Reproduce the rows between the line holding "category-label: relative returns" and the line holding "category-label: Liquidity [628, 504, 651, 582]", inclusive, without changing anything.

-----

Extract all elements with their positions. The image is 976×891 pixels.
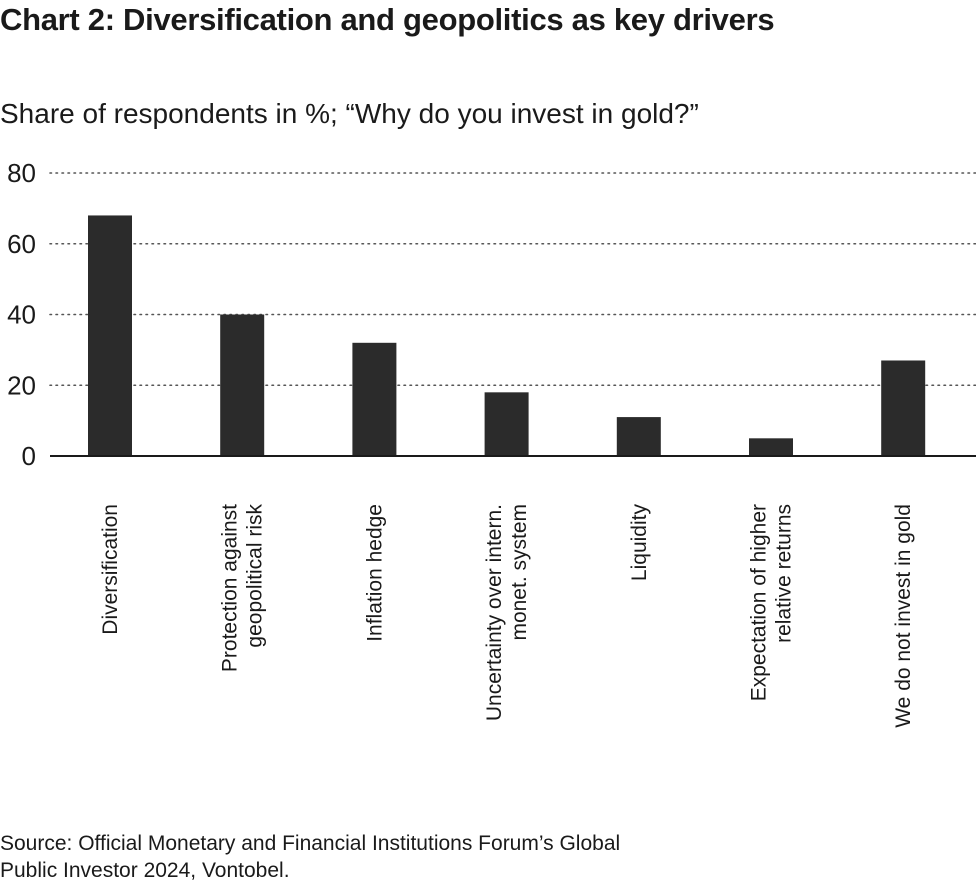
category-label: relative returns [773, 504, 796, 643]
category-label: Inflation hedge [363, 504, 386, 642]
category-label: Diversification [99, 504, 122, 635]
y-tick-label: 20 [7, 370, 36, 400]
bar [220, 314, 265, 456]
y-tick-label: 80 [7, 158, 36, 188]
bar [484, 392, 529, 456]
chart-title: Chart 2: Diversification and geopolitics… [0, 2, 775, 37]
y-tick-label: 40 [7, 300, 36, 330]
chart-subtitle: Share of respondents in %; “Why do you i… [0, 98, 699, 129]
category-label: Expectation of higher [748, 504, 771, 701]
y-axis-ticks: 0 20 40 60 80 [7, 158, 36, 471]
source-line-2: Public Investor 2024, Vontobel. [0, 859, 290, 882]
bar [352, 342, 397, 456]
category-label: Uncertainty over intern. [483, 504, 506, 721]
category-label: monet. system [508, 504, 531, 641]
bar [749, 438, 793, 456]
y-tick-label: 0 [22, 441, 36, 471]
category-label: We do not invest in gold [892, 504, 915, 728]
y-tick-label: 60 [7, 229, 36, 259]
bar-chart: 0 20 40 60 80 Diversification Protection agai… [7, 158, 976, 728]
category-label: Liquidity [628, 504, 651, 582]
bar [881, 360, 926, 456]
gridlines [49, 172, 976, 387]
bar [616, 417, 661, 456]
category-label: Protection against [219, 504, 242, 672]
category-labels: Diversification Protection against geopoli… [99, 504, 915, 728]
bar [88, 215, 132, 456]
source-note: Source: Official Monetary and Financial … [0, 830, 620, 884]
bars [88, 215, 926, 456]
source-line-1: Source: Official Monetary and Financial … [0, 832, 621, 855]
category-label: geopolitical risk [244, 504, 267, 648]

-----

**WRITTEN SOLUTION:**
category-label: relative returns [773, 504, 796, 643]
category-label: Inflation hedge [363, 504, 386, 642]
category-label: Diversification [99, 504, 122, 635]
y-tick-label: 20 [7, 370, 36, 400]
bar [220, 314, 265, 456]
y-tick-label: 80 [7, 158, 36, 188]
bar [484, 392, 529, 456]
chart-title: Chart 2: Diversification and geopolitics… [0, 2, 775, 37]
y-tick-label: 40 [7, 300, 36, 330]
chart-subtitle: Share of respondents in %; “Why do you i… [0, 98, 699, 129]
category-label: Expectation of higher [748, 504, 771, 701]
y-axis-ticks: 0 20 40 60 80 [7, 158, 36, 471]
source-line-2: Public Investor 2024, Vontobel. [0, 859, 290, 882]
bar [352, 342, 397, 456]
category-label: Uncertainty over intern. [483, 504, 506, 721]
category-label: monet. system [508, 504, 531, 641]
bar [749, 438, 793, 456]
y-tick-label: 0 [22, 441, 36, 471]
category-label: We do not invest in gold [892, 504, 915, 728]
y-tick-label: 60 [7, 229, 36, 259]
bar-chart: 0 20 40 60 80 Diversification Protection agai… [7, 158, 976, 728]
category-label: Liquidity [628, 504, 651, 582]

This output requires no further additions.